Reproduce each line of the material precisely.

..............................

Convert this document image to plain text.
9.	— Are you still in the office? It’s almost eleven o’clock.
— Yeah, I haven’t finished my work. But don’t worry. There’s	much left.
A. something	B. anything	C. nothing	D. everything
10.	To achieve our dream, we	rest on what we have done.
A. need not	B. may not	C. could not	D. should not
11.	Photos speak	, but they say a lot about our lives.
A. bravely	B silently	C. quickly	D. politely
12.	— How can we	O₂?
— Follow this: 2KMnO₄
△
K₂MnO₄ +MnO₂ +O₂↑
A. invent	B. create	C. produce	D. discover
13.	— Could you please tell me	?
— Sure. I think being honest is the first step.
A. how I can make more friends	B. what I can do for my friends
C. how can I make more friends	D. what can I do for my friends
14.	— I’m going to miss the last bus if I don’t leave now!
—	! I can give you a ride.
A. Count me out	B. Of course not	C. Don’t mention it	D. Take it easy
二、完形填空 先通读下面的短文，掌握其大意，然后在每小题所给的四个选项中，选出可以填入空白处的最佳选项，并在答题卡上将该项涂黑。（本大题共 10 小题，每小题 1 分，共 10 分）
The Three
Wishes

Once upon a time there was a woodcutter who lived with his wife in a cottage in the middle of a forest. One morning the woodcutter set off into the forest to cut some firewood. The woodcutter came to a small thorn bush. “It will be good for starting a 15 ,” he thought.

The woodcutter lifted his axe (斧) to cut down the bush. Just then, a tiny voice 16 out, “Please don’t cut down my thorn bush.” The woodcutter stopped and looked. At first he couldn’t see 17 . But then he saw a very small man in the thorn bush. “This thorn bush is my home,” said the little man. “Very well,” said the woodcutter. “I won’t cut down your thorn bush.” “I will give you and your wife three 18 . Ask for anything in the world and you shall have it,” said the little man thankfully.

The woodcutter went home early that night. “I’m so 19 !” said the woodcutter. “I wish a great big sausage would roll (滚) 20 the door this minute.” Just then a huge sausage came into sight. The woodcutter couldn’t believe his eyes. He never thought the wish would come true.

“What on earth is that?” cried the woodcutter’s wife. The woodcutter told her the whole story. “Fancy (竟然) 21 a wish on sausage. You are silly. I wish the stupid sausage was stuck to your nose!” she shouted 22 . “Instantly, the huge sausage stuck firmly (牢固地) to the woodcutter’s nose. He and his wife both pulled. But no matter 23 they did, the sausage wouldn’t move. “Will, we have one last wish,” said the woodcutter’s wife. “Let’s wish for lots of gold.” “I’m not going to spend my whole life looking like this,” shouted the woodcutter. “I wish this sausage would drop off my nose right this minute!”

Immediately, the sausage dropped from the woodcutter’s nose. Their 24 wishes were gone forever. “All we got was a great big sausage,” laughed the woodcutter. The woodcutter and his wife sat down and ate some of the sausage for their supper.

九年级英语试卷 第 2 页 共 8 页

..............................

Result of this task —
Convert this document image to plain text.
9.	— Are you still in the office? It’s almost eleven o’clock.
— Yeah, I haven’t finished my work. But don’t worry. There’s	much left.
A. something	B. anything	C. nothing	D. everything
10.	To achieve our dream, we	rest on what we have done.
A. need not	B. may not	C. could not	D. should not
11.	Photos speak	, but they say a lot about our lives.
A. bravely	B silently	C. quickly	D. politely
12.	— How can we	O₂?
— Follow this: 2KMnO₄
△
K₂MnO₄ +MnO₂ +O₂↑
A. invent	B. create	C. produce	D. discover
13.	— Could you please tell me	?
— Sure. I think being honest is the first step.
A. how I can make more friends	B. what I can do for my friends
C. how can I make more friends	D. what can I do for my friends
14.	— I’m going to miss the last bus if I don’t leave now!
—	! I can give you a ride.
A. Count me out	B. Of course not	C. Don’t mention it	D. Take it easy
二、完形填空 先通读下面的短文，掌握其大意，然后在每小题所给的四个选项中，选出可以填入空白处的最佳选项，并在答题卡上将该项涂黑。（本大题共 10 小题，每小题 1 分，共 10 分）
The Three
Wishes

Once upon a time there was a woodcutter who lived with his wife in a cottage in the middle of a forest. One morning the woodcutter set off into the forest to cut some firewood. The woodcutter came to a small thorn bush. “It will be good for starting a 15 ,” he thought.

The woodcutter lifted his axe (斧) to cut down the bush. Just then, a tiny voice 16 out, “Please don’t cut down my thorn bush.” The woodcutter stopped and looked. At first he couldn’t see 17 . But then he saw a very small man in the thorn bush. “This thorn bush is my home,” said the little man. “Very well,” said the woodcutter. “I won’t cut down your thorn bush.” “I will give you and your wife three 18 . Ask for anything in the world and you shall have it,” said the little man thankfully.

The woodcutter went home early that night. “I’m so 19 !” said the woodcutter. “I wish a great big sausage would roll (滚) 20 the door this minute.” Just then a huge sausage came into sight. The woodcutter couldn’t believe his eyes. He never thought the wish would come true.

“What on earth is that?” cried the woodcutter’s wife. The woodcutter told her the whole story. “Fancy (竟然) 21 a wish on sausage. You are silly. I wish the stupid sausage was stuck to your nose!” she shouted 22 . “Instantly, the huge sausage stuck firmly (牢固地) to the woodcutter’s nose. He and his wife both pulled. But no matter 23 they did, the sausage wouldn’t move. “Will, we have one last wish,” said the woodcutter’s wife. “Let’s wish for lots of gold.” “I’m not going to spend my whole life looking like this,” shouted the woodcutter. “I wish this sausage would drop off my nose right this minute!”

Immediately, the sausage dropped from the woodcutter’s nose. Their 24 wishes were gone forever. “All we got was a great big sausage,” laughed the woodcutter. The woodcutter and his wife sat down and ate some of the sausage for their supper.

九年级英语试卷 第 2 页 共 8 页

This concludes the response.